TASK TO CARRY OUT:
Each line that holds the word "Unit" counts once; report how many lines do so and nothing else.

INPUT ROWS:
▬▬▬▬▬▬▬▬▬▬

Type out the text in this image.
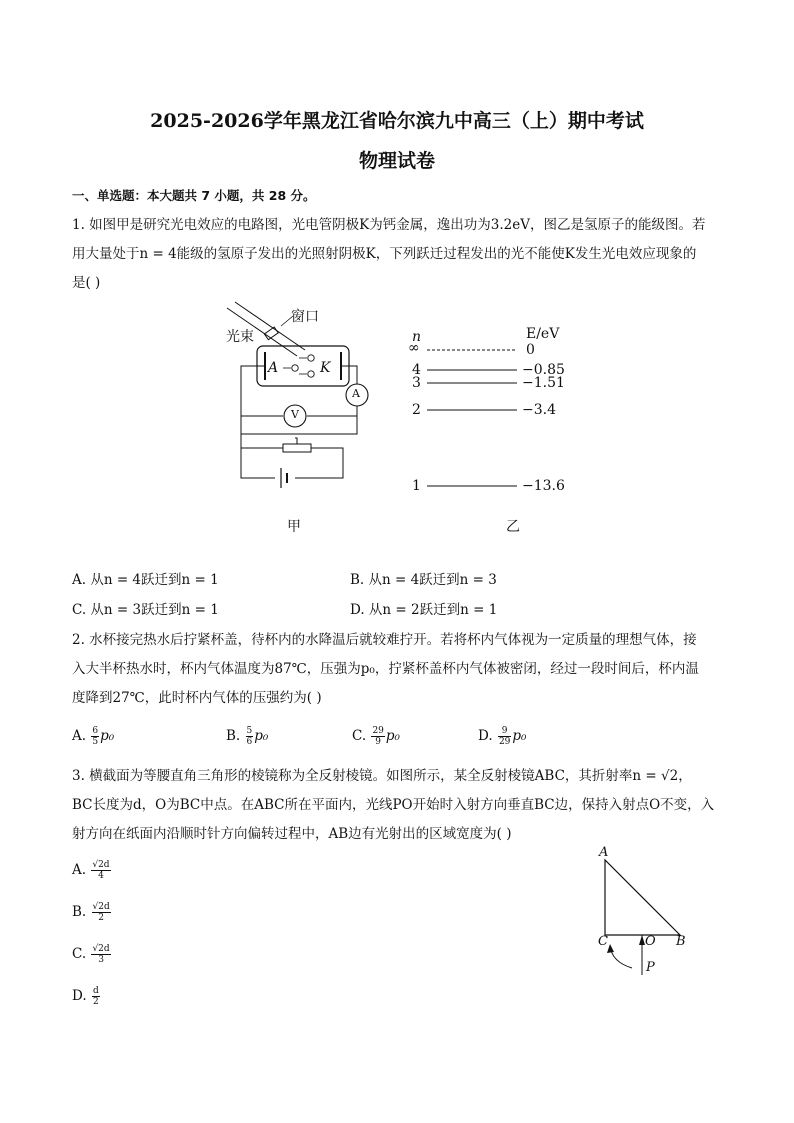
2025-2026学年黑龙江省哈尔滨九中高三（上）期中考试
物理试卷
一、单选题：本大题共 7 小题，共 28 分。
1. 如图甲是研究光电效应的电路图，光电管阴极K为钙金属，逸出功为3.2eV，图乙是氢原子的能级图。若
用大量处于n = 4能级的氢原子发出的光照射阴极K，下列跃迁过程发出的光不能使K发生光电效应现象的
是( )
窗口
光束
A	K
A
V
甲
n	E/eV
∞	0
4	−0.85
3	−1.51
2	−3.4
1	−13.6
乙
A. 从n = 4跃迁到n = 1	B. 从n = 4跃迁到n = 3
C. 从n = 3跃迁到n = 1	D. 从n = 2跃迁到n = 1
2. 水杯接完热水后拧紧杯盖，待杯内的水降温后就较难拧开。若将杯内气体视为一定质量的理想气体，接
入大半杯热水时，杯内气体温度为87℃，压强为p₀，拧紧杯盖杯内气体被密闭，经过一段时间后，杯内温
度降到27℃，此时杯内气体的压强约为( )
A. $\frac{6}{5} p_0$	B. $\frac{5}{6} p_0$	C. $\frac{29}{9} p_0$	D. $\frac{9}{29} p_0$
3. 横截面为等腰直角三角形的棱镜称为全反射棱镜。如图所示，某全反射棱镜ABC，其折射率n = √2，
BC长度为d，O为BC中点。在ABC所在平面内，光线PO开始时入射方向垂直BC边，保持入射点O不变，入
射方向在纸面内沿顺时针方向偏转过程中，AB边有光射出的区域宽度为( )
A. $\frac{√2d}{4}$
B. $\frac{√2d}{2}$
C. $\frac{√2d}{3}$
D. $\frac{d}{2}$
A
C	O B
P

▬▬▬▬▬▬▬▬▬▬

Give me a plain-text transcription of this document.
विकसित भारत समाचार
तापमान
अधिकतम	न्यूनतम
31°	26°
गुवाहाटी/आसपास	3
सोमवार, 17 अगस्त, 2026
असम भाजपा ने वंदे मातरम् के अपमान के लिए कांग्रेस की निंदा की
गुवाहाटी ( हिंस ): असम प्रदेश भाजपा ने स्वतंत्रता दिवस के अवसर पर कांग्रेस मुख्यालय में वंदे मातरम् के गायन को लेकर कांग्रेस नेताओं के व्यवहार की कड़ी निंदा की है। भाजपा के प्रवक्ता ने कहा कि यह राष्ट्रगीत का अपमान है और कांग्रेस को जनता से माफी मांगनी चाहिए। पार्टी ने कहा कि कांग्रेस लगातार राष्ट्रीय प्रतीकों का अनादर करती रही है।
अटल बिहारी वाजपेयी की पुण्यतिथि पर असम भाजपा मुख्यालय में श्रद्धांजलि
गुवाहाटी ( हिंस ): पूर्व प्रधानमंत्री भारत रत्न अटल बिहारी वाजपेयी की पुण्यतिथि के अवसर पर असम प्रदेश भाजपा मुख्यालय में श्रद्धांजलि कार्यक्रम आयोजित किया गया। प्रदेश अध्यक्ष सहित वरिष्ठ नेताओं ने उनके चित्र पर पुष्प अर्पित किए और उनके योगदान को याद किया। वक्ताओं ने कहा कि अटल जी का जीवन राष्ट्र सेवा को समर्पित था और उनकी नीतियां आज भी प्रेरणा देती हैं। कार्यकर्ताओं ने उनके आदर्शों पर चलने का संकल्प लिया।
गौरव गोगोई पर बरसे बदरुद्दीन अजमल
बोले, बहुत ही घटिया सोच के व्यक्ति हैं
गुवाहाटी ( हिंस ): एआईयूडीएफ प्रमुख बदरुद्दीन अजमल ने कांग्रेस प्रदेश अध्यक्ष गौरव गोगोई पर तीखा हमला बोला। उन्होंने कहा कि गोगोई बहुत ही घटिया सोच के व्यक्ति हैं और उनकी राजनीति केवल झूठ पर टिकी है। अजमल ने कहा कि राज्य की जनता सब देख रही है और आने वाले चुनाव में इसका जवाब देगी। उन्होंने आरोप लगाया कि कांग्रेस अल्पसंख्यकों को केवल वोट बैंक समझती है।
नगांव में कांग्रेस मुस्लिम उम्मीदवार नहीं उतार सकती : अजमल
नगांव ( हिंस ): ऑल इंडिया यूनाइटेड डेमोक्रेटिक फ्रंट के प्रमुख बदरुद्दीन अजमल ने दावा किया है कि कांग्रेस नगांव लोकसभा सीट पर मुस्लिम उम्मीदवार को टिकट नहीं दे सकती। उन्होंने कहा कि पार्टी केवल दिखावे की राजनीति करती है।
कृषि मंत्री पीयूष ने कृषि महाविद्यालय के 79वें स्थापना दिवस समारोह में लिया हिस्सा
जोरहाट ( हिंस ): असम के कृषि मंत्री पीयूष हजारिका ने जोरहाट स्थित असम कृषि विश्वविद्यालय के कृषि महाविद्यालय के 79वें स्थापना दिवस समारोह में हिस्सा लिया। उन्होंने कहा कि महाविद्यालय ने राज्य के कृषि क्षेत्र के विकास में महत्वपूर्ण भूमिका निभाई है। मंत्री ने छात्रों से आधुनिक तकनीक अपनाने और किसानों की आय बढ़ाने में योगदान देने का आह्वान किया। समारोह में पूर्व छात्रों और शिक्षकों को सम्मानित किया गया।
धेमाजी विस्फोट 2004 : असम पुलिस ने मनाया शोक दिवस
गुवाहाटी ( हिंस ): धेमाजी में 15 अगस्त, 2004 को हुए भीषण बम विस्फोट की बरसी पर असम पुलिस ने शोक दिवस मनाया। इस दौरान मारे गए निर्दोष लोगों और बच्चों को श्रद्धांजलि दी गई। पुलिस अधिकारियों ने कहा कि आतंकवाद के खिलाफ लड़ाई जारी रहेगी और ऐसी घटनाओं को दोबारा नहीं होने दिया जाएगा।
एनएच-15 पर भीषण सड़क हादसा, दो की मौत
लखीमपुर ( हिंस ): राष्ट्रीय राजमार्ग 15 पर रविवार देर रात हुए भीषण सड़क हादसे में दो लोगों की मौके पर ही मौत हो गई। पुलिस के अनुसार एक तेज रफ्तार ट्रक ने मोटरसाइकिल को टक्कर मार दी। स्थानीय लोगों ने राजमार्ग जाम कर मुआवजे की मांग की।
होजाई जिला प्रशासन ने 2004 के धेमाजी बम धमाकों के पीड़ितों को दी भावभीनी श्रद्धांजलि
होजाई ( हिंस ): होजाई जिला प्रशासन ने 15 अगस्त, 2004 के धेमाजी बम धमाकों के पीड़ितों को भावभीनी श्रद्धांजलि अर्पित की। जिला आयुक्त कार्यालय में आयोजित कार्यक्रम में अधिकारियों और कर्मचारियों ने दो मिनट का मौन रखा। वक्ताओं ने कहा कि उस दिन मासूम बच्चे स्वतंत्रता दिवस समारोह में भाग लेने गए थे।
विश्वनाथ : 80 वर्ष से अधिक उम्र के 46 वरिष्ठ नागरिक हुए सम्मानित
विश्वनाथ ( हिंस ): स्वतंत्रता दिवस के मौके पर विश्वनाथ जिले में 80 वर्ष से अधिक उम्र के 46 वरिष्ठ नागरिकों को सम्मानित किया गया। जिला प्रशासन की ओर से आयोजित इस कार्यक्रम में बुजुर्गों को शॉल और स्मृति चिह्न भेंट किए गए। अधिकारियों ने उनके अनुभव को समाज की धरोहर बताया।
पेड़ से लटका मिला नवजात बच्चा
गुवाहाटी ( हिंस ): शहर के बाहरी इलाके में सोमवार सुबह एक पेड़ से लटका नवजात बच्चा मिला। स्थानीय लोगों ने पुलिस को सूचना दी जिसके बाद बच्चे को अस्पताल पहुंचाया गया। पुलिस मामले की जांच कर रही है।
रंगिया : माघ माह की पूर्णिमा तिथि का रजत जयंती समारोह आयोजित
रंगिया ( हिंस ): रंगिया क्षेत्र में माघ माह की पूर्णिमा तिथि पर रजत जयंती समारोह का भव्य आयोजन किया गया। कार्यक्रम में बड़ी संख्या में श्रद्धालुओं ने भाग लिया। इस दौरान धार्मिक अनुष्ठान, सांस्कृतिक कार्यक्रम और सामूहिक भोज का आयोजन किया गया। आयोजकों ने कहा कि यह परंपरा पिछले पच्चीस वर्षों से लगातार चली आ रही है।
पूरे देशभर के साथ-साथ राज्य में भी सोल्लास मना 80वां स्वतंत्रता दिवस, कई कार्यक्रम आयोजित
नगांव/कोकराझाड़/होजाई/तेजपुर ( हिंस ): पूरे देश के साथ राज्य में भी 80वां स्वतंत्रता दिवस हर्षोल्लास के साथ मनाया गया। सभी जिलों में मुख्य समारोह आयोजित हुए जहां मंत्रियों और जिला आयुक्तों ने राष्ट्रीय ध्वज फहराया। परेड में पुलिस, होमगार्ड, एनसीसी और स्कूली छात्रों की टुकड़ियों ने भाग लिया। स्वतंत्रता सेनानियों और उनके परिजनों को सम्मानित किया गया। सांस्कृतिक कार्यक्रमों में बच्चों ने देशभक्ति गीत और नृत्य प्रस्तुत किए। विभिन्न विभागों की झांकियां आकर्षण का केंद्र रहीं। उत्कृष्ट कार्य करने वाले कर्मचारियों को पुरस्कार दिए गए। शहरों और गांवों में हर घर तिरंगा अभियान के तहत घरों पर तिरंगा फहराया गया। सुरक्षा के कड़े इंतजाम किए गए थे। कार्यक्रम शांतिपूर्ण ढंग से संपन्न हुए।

▬▬▬▬▬▬▬▬▬▬

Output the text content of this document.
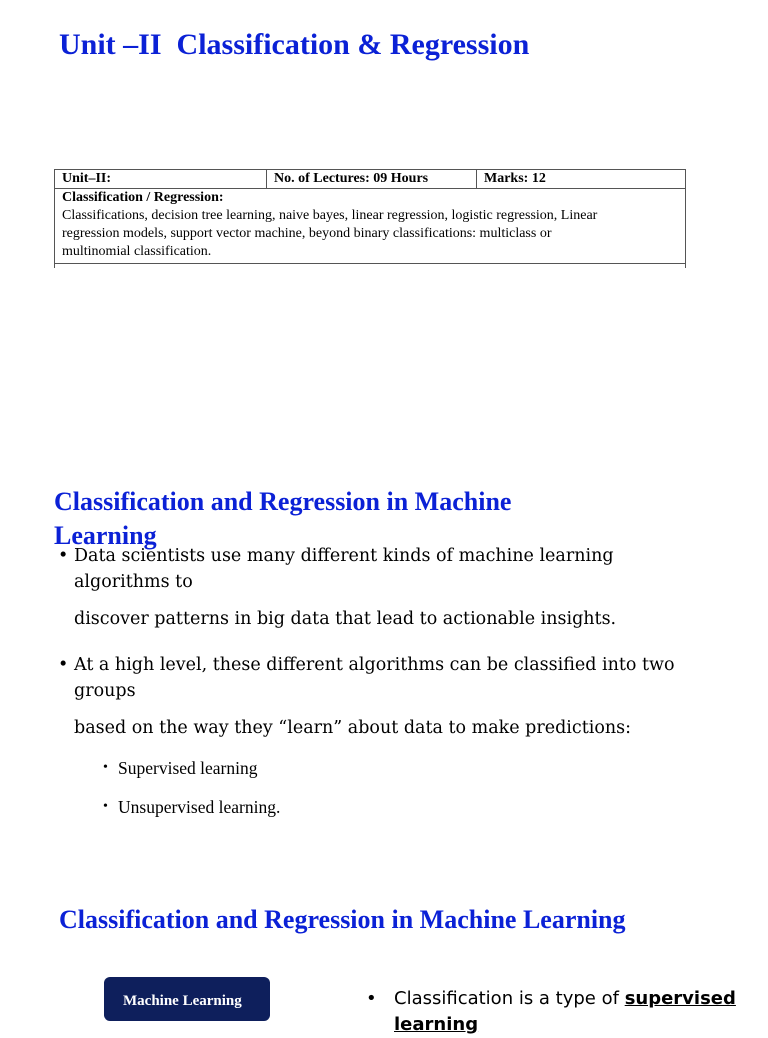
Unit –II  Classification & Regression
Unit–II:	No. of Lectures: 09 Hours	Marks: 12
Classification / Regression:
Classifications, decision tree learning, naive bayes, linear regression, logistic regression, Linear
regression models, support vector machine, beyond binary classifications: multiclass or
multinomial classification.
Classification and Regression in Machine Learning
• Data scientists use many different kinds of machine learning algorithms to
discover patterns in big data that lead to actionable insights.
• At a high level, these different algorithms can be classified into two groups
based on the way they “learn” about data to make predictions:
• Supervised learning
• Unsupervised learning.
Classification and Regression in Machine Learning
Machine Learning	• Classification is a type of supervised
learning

▬▬▬▬▬▬▬▬▬▬

FINAL RESULT:
2